GIVEN EXERCISE:
Pick out each line of the records that includes the string "十大工程", and copy it.

EXERCISE DATA:
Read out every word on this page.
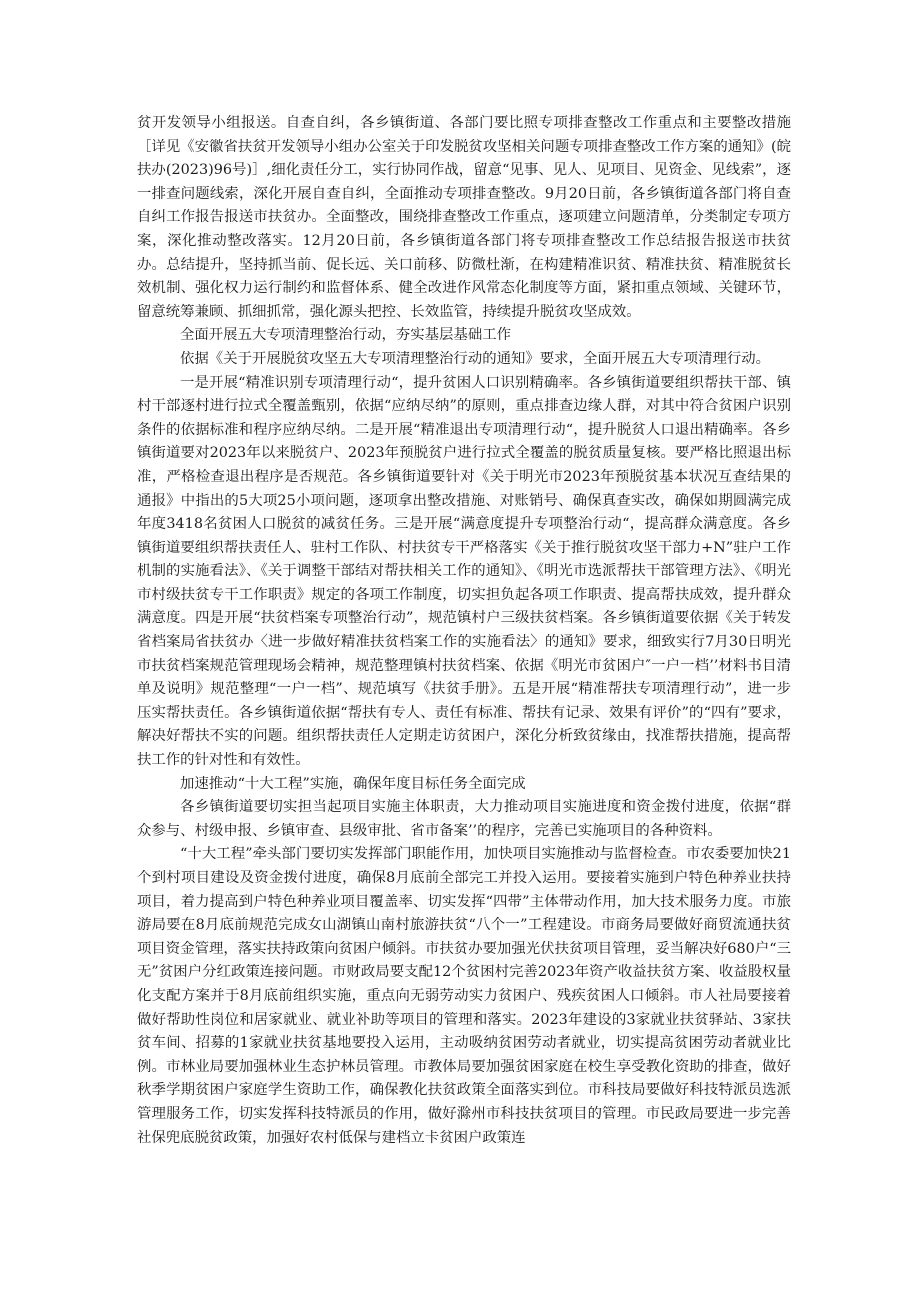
贫开发领导小组报送。自查自纠，各乡镇街道、各部门要比照专项排查整改工作重点和主要整改措施［详见《安徽省扶贫开发领导小组办公室关于印发脱贫攻坚相关问题专项排查整改工作方案的通知》(皖扶办(2023)96号)］,细化责任分工，实行协同作战，留意“见事、见人、见项目、见资金、见线索”，逐一排查问题线索，深化开展自查自纠，全面推动专项排查整改。9月20日前，各乡镇街道各部门将自查自纠工作报告报送市扶贫办。全面整改，围绕排查整改工作重点，逐项建立问题清单，分类制定专项方案，深化推动整改落实。12月20日前，各乡镇街道各部门将专项排查整改工作总结报告报送市扶贫办。总结提升，坚持抓当前、促长远、关口前移、防微杜渐，在构建精准识贫、精准扶贫、精准脱贫长效机制、强化权力运行制约和监督体系、健全改进作风常态化制度等方面，紧扣重点领域、关键环节，留意统筹兼顾、抓细抓常，强化源头把控、长效监管，持续提升脱贫攻坚成效。

全面开展五大专项清理整治行动，夯实基层基础工作

依据《关于开展脱贫攻坚五大专项清理整治行动的通知》要求，全面开展五大专项清理行动。

一是开展“精准识别专项清理行动“，提升贫困人口识别精确率。各乡镇街道要组织帮扶干部、镇村干部逐村进行拉式全覆盖甄别，依据“应纳尽纳”的原则，重点排查边缘人群，对其中符合贫困户识别条件的依据标准和程序应纳尽纳。二是开展“精准退出专项清理行动“，提升脱贫人口退出精确率。各乡镇街道要对2023年以来脱贫户、2023年预脱贫户进行拉式全覆盖的脱贫质量复核。要严格比照退出标准，严格检查退出程序是否规范。各乡镇街道要针对《关于明光市2023年预脱贫基本状况互查结果的通报》中指出的5大项25小项问题，逐项拿出整改措施、对账销号、确保真查实改，确保如期圆满完成年度3418名贫困人口脱贫的减贫任务。三是开展“满意度提升专项整治行动“，提高群众满意度。各乡镇街道要组织帮扶责任人、驻村工作队、村扶贫专干严格落实《关于推行脱贫攻坚干部力+N”驻户工作机制的实施看法》、《关于调整干部结对帮扶相关工作的通知》、《明光市选派帮扶干部管理方法》、《明光市村级扶贫专干工作职责》规定的各项工作制度，切实担负起各项工作职责、提高帮扶成效，提升群众满意度。四是开展“扶贫档案专项整治行动”，规范镇村户三级扶贫档案。各乡镇街道要依据《关于转发省档案局省扶贫办〈进一步做好精准扶贫档案工作的实施看法〉的通知》要求，细致实行7月30日明光市扶贫档案规范管理现场会精神，规范整理镇村扶贫档案、依据《明光市贫困户″一户一档’’材料书目清单及说明》规范整理“一户一档”、规范填写《扶贫手册》。五是开展“精准帮扶专项清理行动”，进一步压实帮扶责任。各乡镇街道依据“帮扶有专人、责任有标准、帮扶有记录、效果有评价”的“四有”要求，解决好帮扶不实的问题。组织帮扶责任人定期走访贫困户，深化分析致贫缘由，找准帮扶措施，提高帮扶工作的针对性和有效性。

加速推动“十大工程”实施，确保年度目标任务全面完成

各乡镇街道要切实担当起项目实施主体职责，大力推动项目实施进度和资金拨付进度，依据“群众参与、村级申报、乡镇审查、县级审批、省市备案’’的程序，完善已实施项目的各种资料。

“十大工程”牵头部门要切实发挥部门职能作用，加快项目实施推动与监督检查。市农委要加快21个到村项目建设及资金拨付进度，确保8月底前全部完工并投入运用。要接着实施到户特色种养业扶持项目，着力提高到户特色种养业项目覆盖率、切实发挥“四带”主体带动作用，加大技术服务力度。市旅游局要在8月底前规范完成女山湖镇山南村旅游扶贫“八个一”工程建设。市商务局要做好商贸流通扶贫项目资金管理，落实扶持政策向贫困户倾斜。市扶贫办要加强光伏扶贫项目管理，妥当解决好680户“三无”贫困户分红政策连接问题。市财政局要支配12个贫困村完善2023年资产收益扶贫方案、收益股权量化支配方案并于8月底前组织实施，重点向无弱劳动实力贫困户、残疾贫困人口倾斜。市人社局要接着做好帮助性岗位和居家就业、就业补助等项目的管理和落实。2023年建设的3家就业扶贫驿站、3家扶贫车间、招募的1家就业扶贫基地要投入运用，主动吸纳贫困劳动者就业，切实提高贫困劳动者就业比例。市林业局要加强林业生态护林员管理。市教体局要加强贫困家庭在校生享受教化资助的排查，做好秋季学期贫困户家庭学生资助工作，确保教化扶贫政策全面落实到位。市科技局要做好科技特派员选派管理服务工作，切实发挥科技特派员的作用，做好滁州市科技扶贫项目的管理。市民政局要进一步完善社保兜底脱贫政策，加强好农村低保与建档立卡贫困户政策连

COMPLETE RESPONSE:
加速推动“十大工程”实施，确保年度目标任务全面完成
“十大工程”牵头部门要切实发挥部门职能作用，加快项目实施推动与监督检查。市农委要加快21个到村项目建设及资金拨付进度，确保8月底前全部完工并投入运用。要接着实施到户特色种养业扶持项目，着力提高到户特色种养业项目覆盖率、切实发挥“四带”主体带动作用，加大技术服务力度。市旅游局要在8月底前规范完成女山湖镇山南村旅游扶贫“八个一”工程建设。市商务局要做好商贸流通扶贫项目资金管理，落实扶持政策向贫困户倾斜。市扶贫办要加强光伏扶贫项目管理，妥当解决好680户“三无”贫困户分红政策连接问题。市财政局要支配12个贫困村完善2023年资产收益扶贫方案、收益股权量化支配方案并于8月底前组织实施，重点向无弱劳动实力贫困户、残疾贫困人口倾斜。市人社局要接着做好帮助性岗位和居家就业、就业补助等项目的管理和落实。2023年建设的3家就业扶贫驿站、3家扶贫车间、招募的1家就业扶贫基地要投入运用，主动吸纳贫困劳动者就业，切实提高贫困劳动者就业比例。市林业局要加强林业生态护林员管理。市教体局要加强贫困家庭在校生享受教化资助的排查，做好秋季学期贫困户家庭学生资助工作，确保教化扶贫政策全面落实到位。市科技局要做好科技特派员选派管理服务工作，切实发挥科技特派员的作用，做好滁州市科技扶贫项目的管理。市民政局要进一步完善社保兜底脱贫政策，加强好农村低保与建档立卡贫困户政策连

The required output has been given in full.